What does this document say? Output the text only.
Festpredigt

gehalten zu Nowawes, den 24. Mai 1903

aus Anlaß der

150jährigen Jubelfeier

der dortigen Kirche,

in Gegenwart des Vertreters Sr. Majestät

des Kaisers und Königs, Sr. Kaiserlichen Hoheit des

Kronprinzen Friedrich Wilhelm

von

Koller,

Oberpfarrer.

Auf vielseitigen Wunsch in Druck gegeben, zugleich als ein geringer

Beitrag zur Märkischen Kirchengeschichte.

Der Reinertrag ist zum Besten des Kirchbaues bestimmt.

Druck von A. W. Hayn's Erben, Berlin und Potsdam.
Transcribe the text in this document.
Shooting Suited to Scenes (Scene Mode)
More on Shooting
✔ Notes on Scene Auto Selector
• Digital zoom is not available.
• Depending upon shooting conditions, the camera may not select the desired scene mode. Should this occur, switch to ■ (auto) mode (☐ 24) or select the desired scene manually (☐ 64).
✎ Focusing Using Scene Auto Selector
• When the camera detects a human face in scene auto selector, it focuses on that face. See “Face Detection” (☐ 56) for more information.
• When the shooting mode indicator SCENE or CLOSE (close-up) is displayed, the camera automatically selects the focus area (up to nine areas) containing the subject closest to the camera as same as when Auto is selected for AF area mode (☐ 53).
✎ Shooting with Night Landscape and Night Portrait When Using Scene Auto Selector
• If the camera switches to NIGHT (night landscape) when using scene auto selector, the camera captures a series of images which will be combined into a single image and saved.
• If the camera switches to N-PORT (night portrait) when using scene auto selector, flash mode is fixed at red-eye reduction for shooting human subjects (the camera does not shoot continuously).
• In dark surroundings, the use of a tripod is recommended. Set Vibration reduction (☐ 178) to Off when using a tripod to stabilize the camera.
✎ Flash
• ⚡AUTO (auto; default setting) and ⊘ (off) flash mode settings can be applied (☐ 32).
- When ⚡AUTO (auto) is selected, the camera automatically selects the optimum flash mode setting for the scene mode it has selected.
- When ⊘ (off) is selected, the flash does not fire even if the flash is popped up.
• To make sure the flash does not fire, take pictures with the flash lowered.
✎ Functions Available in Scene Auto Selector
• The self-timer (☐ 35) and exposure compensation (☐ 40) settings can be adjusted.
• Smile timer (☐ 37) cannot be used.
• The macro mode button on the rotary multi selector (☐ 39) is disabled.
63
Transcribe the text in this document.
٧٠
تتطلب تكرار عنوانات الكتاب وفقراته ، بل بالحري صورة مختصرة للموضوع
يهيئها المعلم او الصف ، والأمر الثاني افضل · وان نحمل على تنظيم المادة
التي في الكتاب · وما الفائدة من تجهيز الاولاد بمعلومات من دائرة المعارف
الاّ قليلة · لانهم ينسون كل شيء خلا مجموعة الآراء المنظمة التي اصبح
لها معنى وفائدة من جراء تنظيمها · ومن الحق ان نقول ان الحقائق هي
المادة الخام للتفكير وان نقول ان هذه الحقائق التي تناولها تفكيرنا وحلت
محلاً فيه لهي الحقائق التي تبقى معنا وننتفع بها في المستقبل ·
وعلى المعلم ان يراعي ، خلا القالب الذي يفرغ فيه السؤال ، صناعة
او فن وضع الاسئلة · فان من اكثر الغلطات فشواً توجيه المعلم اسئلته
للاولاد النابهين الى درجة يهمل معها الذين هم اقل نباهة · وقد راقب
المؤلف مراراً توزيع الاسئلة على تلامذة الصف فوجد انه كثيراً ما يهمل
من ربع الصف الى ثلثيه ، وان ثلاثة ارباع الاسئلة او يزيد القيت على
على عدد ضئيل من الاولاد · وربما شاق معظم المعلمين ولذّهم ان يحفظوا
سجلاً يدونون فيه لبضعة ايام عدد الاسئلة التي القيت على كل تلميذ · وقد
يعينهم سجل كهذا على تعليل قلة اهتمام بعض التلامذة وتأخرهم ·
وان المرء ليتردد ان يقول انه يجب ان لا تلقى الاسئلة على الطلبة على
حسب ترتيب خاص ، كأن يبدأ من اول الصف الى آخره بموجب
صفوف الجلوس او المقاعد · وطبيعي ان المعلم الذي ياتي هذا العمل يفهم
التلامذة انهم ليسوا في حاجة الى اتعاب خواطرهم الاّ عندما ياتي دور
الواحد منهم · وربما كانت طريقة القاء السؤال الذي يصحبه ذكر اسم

# Directive
Print all of the data exactly as it was given.

# The result
What does this document say? Output the text only.
Festpredigt

gehalten zu Nowawes, den 24. Mai 1903

aus Anlaß der

150jährigen Jubelfeier

der dortigen Kirche,

in Gegenwart des Vertreters Sr. Majestät

des Kaisers und Königs, Sr. Kaiserlichen Hoheit des

Kronprinzen Friedrich Wilhelm

von

Koller,

Oberpfarrer.

Auf vielseitigen Wunsch in Druck gegeben, zugleich als ein geringer

Beitrag zur Märkischen Kirchengeschichte.

Der Reinertrag ist zum Besten des Kirchbaues bestimmt.

Druck von A. W. Hayn's Erben, Berlin und Potsdam.
Transcribe the text in this document.
Shooting Suited to Scenes (Scene Mode)
More on Shooting
✔ Notes on Scene Auto Selector
• Digital zoom is not available.
• Depending upon shooting conditions, the camera may not select the desired scene mode. Should this occur, switch to ■ (auto) mode (☐ 24) or select the desired scene manually (☐ 64).
✎ Focusing Using Scene Auto Selector
• When the camera detects a human face in scene auto selector, it focuses on that face. See “Face Detection” (☐ 56) for more information.
• When the shooting mode indicator SCENE or CLOSE (close-up) is displayed, the camera automatically selects the focus area (up to nine areas) containing the subject closest to the camera as same as when Auto is selected for AF area mode (☐ 53).
✎ Shooting with Night Landscape and Night Portrait When Using Scene Auto Selector
• If the camera switches to NIGHT (night landscape) when using scene auto selector, the camera captures a series of images which will be combined into a single image and saved.
• If the camera switches to N-PORT (night portrait) when using scene auto selector, flash mode is fixed at red-eye reduction for shooting human subjects (the camera does not shoot continuously).
• In dark surroundings, the use of a tripod is recommended. Set Vibration reduction (☐ 178) to Off when using a tripod to stabilize the camera.
✎ Flash
• ⚡AUTO (auto; default setting) and ⊘ (off) flash mode settings can be applied (☐ 32).
- When ⚡AUTO (auto) is selected, the camera automatically selects the optimum flash mode setting for the scene mode it has selected.
- When ⊘ (off) is selected, the flash does not fire even if the flash is popped up.
• To make sure the flash does not fire, take pictures with the flash lowered.
✎ Functions Available in Scene Auto Selector
• The self-timer (☐ 35) and exposure compensation (☐ 40) settings can be adjusted.
• Smile timer (☐ 37) cannot be used.
• The macro mode button on the rotary multi selector (☐ 39) is disabled.
63
Transcribe the text in this document.
٧٠
تتطلب تكرار عنوانات الكتاب وفقراته ، بل بالحري صورة مختصرة للموضوع
يهيئها المعلم او الصف ، والأمر الثاني افضل · وان نحمل على تنظيم المادة
التي في الكتاب · وما الفائدة من تجهيز الاولاد بمعلومات من دائرة المعارف
الاّ قليلة · لانهم ينسون كل شيء خلا مجموعة الآراء المنظمة التي اصبح
لها معنى وفائدة من جراء تنظيمها · ومن الحق ان نقول ان الحقائق هي
المادة الخام للتفكير وان نقول ان هذه الحقائق التي تناولها تفكيرنا وحلت
محلاً فيه لهي الحقائق التي تبقى معنا وننتفع بها في المستقبل ·
وعلى المعلم ان يراعي ، خلا القالب الذي يفرغ فيه السؤال ، صناعة
او فن وضع الاسئلة · فان من اكثر الغلطات فشواً توجيه المعلم اسئلته
للاولاد النابهين الى درجة يهمل معها الذين هم اقل نباهة · وقد راقب
المؤلف مراراً توزيع الاسئلة على تلامذة الصف فوجد انه كثيراً ما يهمل
من ربع الصف الى ثلثيه ، وان ثلاثة ارباع الاسئلة او يزيد القيت على
على عدد ضئيل من الاولاد · وربما شاق معظم المعلمين ولذّهم ان يحفظوا
سجلاً يدونون فيه لبضعة ايام عدد الاسئلة التي القيت على كل تلميذ · وقد
يعينهم سجل كهذا على تعليل قلة اهتمام بعض التلامذة وتأخرهم ·
وان المرء ليتردد ان يقول انه يجب ان لا تلقى الاسئلة على الطلبة على
حسب ترتيب خاص ، كأن يبدأ من اول الصف الى آخره بموجب
صفوف الجلوس او المقاعد · وطبيعي ان المعلم الذي ياتي هذا العمل يفهم
التلامذة انهم ليسوا في حاجة الى اتعاب خواطرهم الاّ عندما ياتي دور
الواحد منهم · وربما كانت طريقة القاء السؤال الذي يصحبه ذكر اسم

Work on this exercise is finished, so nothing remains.